* GOAL
Take every line from the material that has the word "ylabel" in it.

[Stored data]
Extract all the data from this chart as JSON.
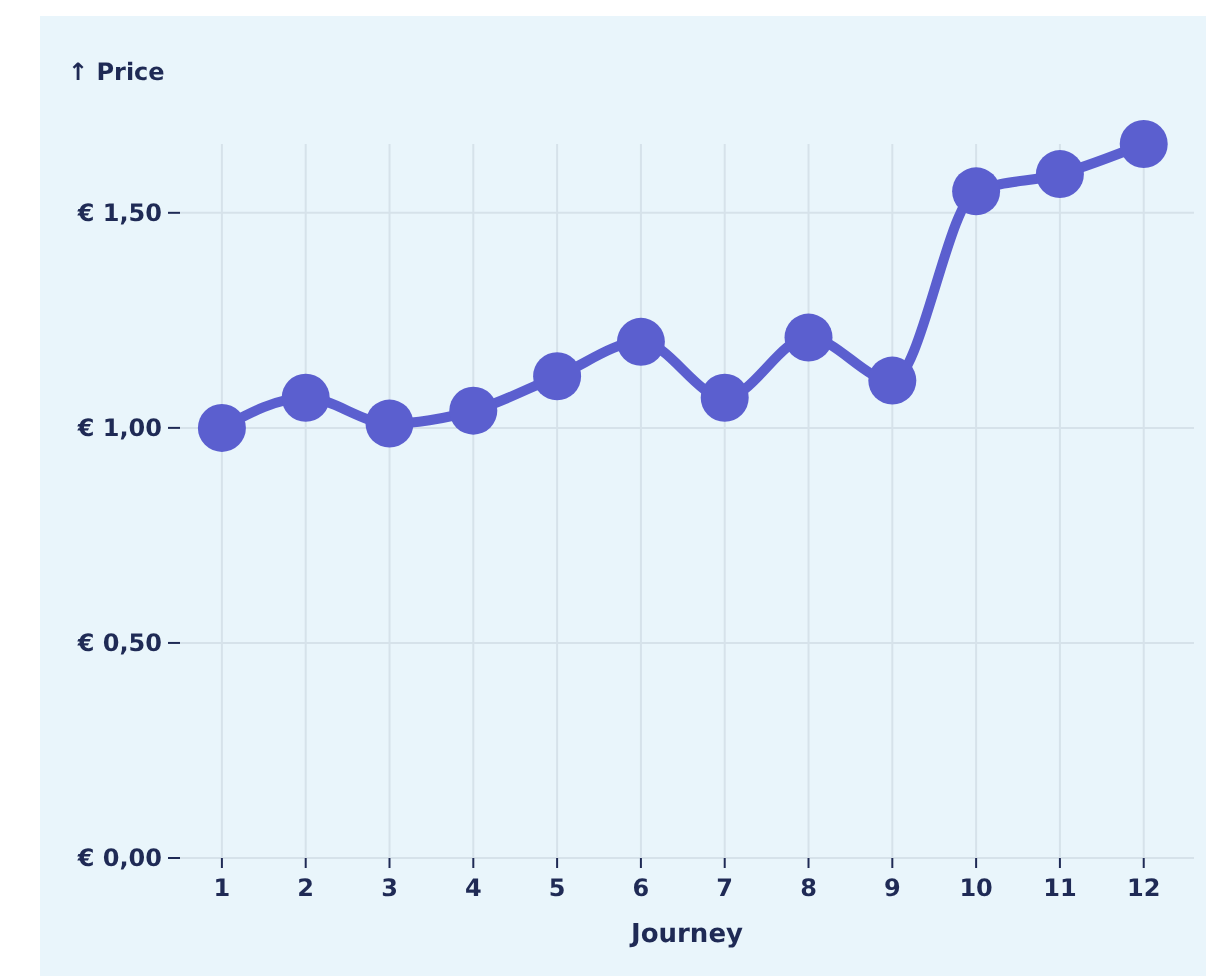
{
  "chart_data": {
    "type": "line",
    "ylabel": "↑ Price",
    "xlabel": "Journey",
    "x": [
      1,
      2,
      3,
      4,
      5,
      6,
      7,
      8,
      9,
      10,
      11,
      12
    ],
    "series": [
      {
        "color": "#5b5fcf",
        "values": [
          1.0,
          1.07,
          1.01,
          1.04,
          1.12,
          1.2,
          1.07,
          1.21,
          1.11,
          1.55,
          1.59,
          1.66
        ]
      }
    ],
    "xlim": [
      0.5,
      12.6
    ],
    "xticks": [
      1,
      2,
      3,
      4,
      5,
      6,
      7,
      8,
      9,
      10,
      11,
      12
    ],
    "ylim": [
      0,
      1.66
    ],
    "yticks": [
      {
        "value": 0,
        "label": "€ 0,00"
      },
      {
        "value": 0.5,
        "label": "€ 0,50"
      },
      {
        "value": 1,
        "label": "€ 1,00"
      },
      {
        "value": 1.5,
        "label": "€ 1,50"
      }
    ],
    "grid": true,
    "marker": "circle",
    "line_style": "solid"
  }
}
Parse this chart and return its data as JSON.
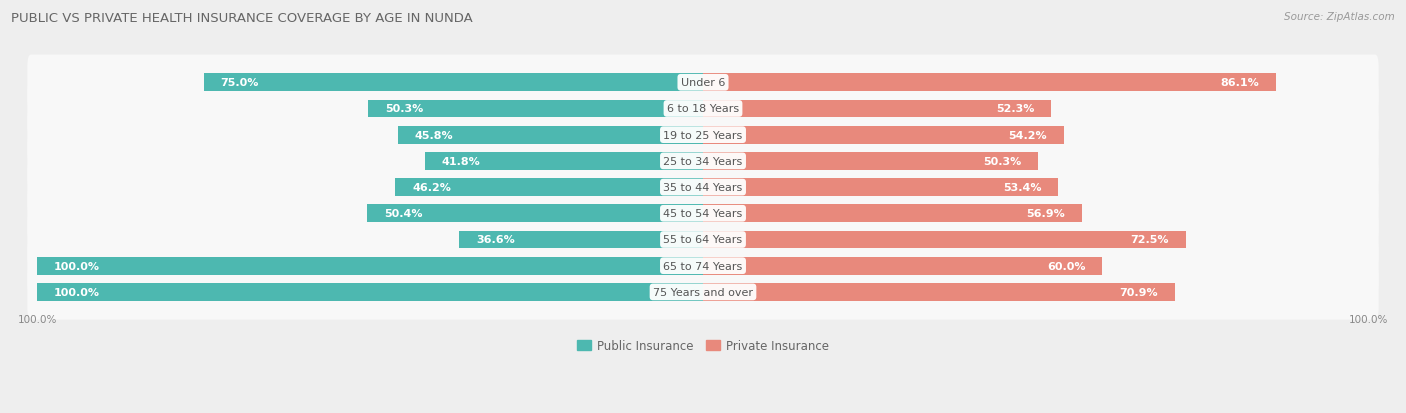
{
  "title": "PUBLIC VS PRIVATE HEALTH INSURANCE COVERAGE BY AGE IN NUNDA",
  "source": "Source: ZipAtlas.com",
  "categories": [
    "Under 6",
    "6 to 18 Years",
    "19 to 25 Years",
    "25 to 34 Years",
    "35 to 44 Years",
    "45 to 54 Years",
    "55 to 64 Years",
    "65 to 74 Years",
    "75 Years and over"
  ],
  "public_values": [
    75.0,
    50.3,
    45.8,
    41.8,
    46.2,
    50.4,
    36.6,
    100.0,
    100.0
  ],
  "private_values": [
    86.1,
    52.3,
    54.2,
    50.3,
    53.4,
    56.9,
    72.5,
    60.0,
    70.9
  ],
  "public_color": "#4db8b0",
  "private_color": "#e8897c",
  "bg_color": "#eeeeee",
  "bar_bg_color": "#f8f8f8",
  "bar_height": 0.68,
  "x_max": 100.0,
  "title_fontsize": 9.5,
  "label_fontsize": 8.0,
  "category_fontsize": 8.0,
  "legend_fontsize": 8.5,
  "source_fontsize": 7.5,
  "pub_white_thresh": 20,
  "priv_white_thresh": 20
}
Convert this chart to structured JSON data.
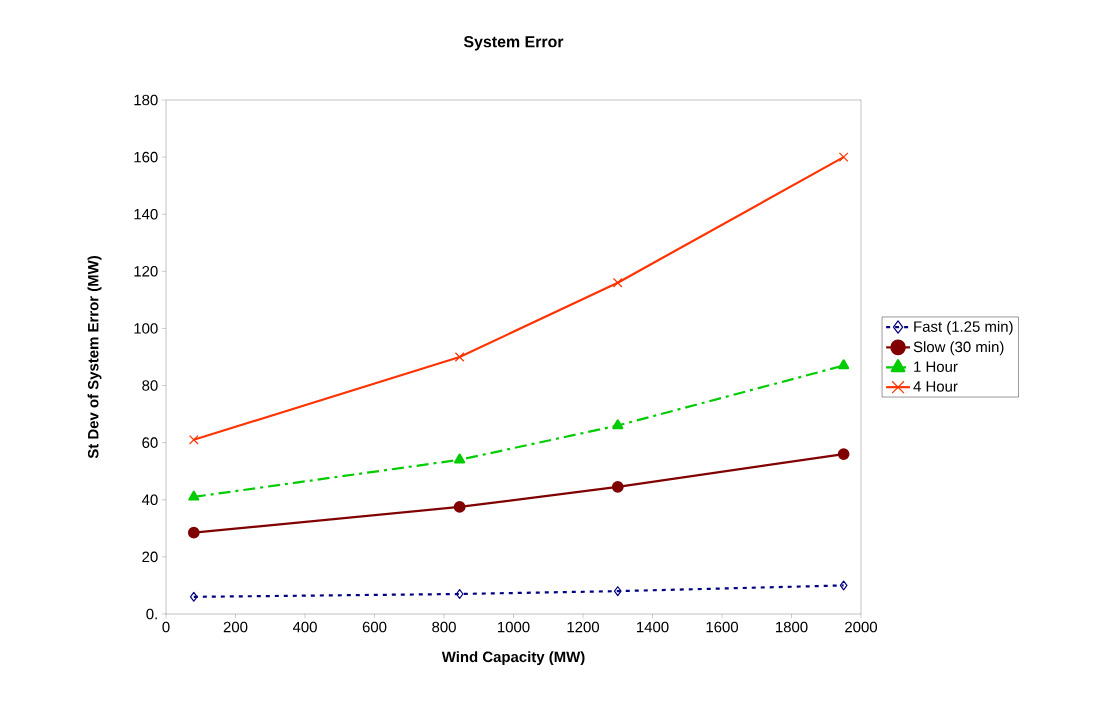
{
  "chart_data": {
    "type": "line",
    "title": "System Error",
    "xlabel": "Wind Capacity (MW)",
    "ylabel": "St Dev of System Error (MW)",
    "x": [
      80,
      845,
      1300,
      1950
    ],
    "series": [
      {
        "name": "Fast (1.25 min)",
        "color": "#000080",
        "values": [
          6,
          7,
          8,
          10
        ],
        "marker": "diamond",
        "line_style": "dotted"
      },
      {
        "name": "Slow (30 min)",
        "color": "#800000",
        "values": [
          28.5,
          37.5,
          44.5,
          56
        ],
        "marker": "circle",
        "line_style": "solid"
      },
      {
        "name": "1 Hour",
        "color": "#00cc00",
        "values": [
          41,
          54,
          66,
          87
        ],
        "marker": "triangle",
        "line_style": "dashed"
      },
      {
        "name": "4 Hour",
        "color": "#ff3300",
        "values": [
          61,
          90,
          116,
          160
        ],
        "marker": "cross",
        "line_style": "solid"
      }
    ],
    "xlim": [
      0,
      2000
    ],
    "xticks": [
      0,
      200,
      400,
      600,
      800,
      1000,
      1200,
      1400,
      1600,
      1800,
      2000
    ],
    "ylim": [
      0,
      180
    ],
    "yticks": [
      {
        "value": 0,
        "label": "0."
      },
      20,
      40,
      60,
      80,
      100,
      120,
      140,
      160,
      180
    ],
    "grid": false,
    "legend": "right"
  }
}
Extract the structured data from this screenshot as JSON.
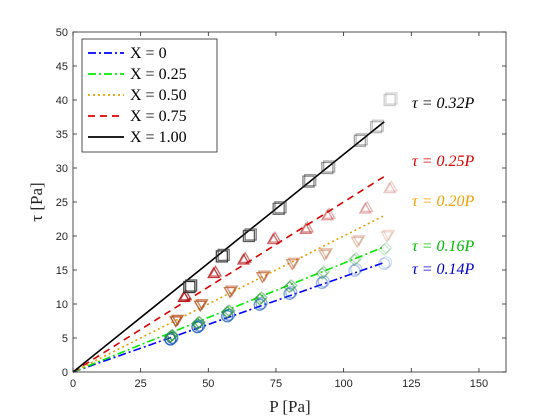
{
  "chart_data": {
    "type": "scatter",
    "xlabel": "P [Pa]",
    "ylabel": "τ [Pa]",
    "xlim": [
      0,
      160
    ],
    "ylim": [
      0,
      50
    ],
    "xticks": [
      "0",
      "25",
      "50",
      "75",
      "100",
      "125",
      "150"
    ],
    "yticks": [
      "0",
      "5",
      "10",
      "15",
      "20",
      "25",
      "30",
      "35",
      "40",
      "45",
      "50"
    ],
    "grid": false,
    "legend": "top-left",
    "legend_entries": [
      "X = 0",
      "X = 0.25",
      "X = 0.50",
      "X = 0.75",
      "X = 1.00"
    ],
    "series": [
      {
        "name": "X = 0",
        "marker": "circle",
        "color": "#1f5fbf",
        "line_style": "dashdot",
        "line_color": "#0000ff",
        "fit_slope": 0.14,
        "fit_label": "τ = 0.14P",
        "fit_label_color": "#0000cc",
        "x": [
          36,
          46,
          57,
          69,
          80,
          92,
          104,
          115
        ],
        "y": [
          4.8,
          6.6,
          8.2,
          9.9,
          11.5,
          13.1,
          14.9,
          15.9
        ]
      },
      {
        "name": "X = 0.25",
        "marker": "diamond",
        "color": "#2a9a3a",
        "line_style": "dashdot",
        "line_color": "#00ee00",
        "fit_slope": 0.16,
        "fit_label": "τ = 0.16P",
        "fit_label_color": "#00bb00",
        "x": [
          36,
          46,
          57,
          69,
          80,
          92,
          104,
          115
        ],
        "y": [
          5.2,
          7.1,
          8.8,
          10.7,
          12.5,
          14.5,
          16.5,
          18.0
        ]
      },
      {
        "name": "X = 0.50",
        "marker": "triangle-down",
        "color": "#b8501c",
        "line_style": "dotted",
        "line_color": "#e5a000",
        "fit_slope": 0.2,
        "fit_label": "τ = 0.20P",
        "fit_label_color": "#f0a000",
        "x": [
          38,
          47,
          58,
          70,
          81,
          93,
          105,
          116
        ],
        "y": [
          7.5,
          9.8,
          11.8,
          14.0,
          15.9,
          17.3,
          19.2,
          20.0
        ]
      },
      {
        "name": "X = 0.75",
        "marker": "triangle-up",
        "color": "#b81c1c",
        "line_style": "dashed",
        "line_color": "#e00000",
        "fit_slope": 0.25,
        "fit_label": "τ = 0.25P",
        "fit_label_color": "#dd0000",
        "x": [
          41,
          52,
          63,
          74,
          86,
          94,
          108,
          117
        ],
        "y": [
          11.0,
          14.5,
          16.5,
          19.5,
          21.0,
          23.0,
          24.0,
          27.0
        ]
      },
      {
        "name": "X = 1.00",
        "marker": "square",
        "color": "#333333",
        "line_style": "solid",
        "line_color": "#000000",
        "fit_slope": 0.32,
        "fit_label": "τ = 0.32P",
        "fit_label_color": "#000000",
        "x": [
          43,
          55,
          65,
          76,
          87,
          94,
          106,
          112,
          117
        ],
        "y": [
          12.5,
          17.0,
          20.0,
          24.0,
          28.0,
          30.0,
          34.0,
          36.0,
          40.0
        ]
      }
    ]
  }
}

* COMPLETE OUTPUT
    "ylabel": "↑ Price",
    "ylabel": "St Dev of System Error (MW)",
    "ylabel": "τ [Pa]",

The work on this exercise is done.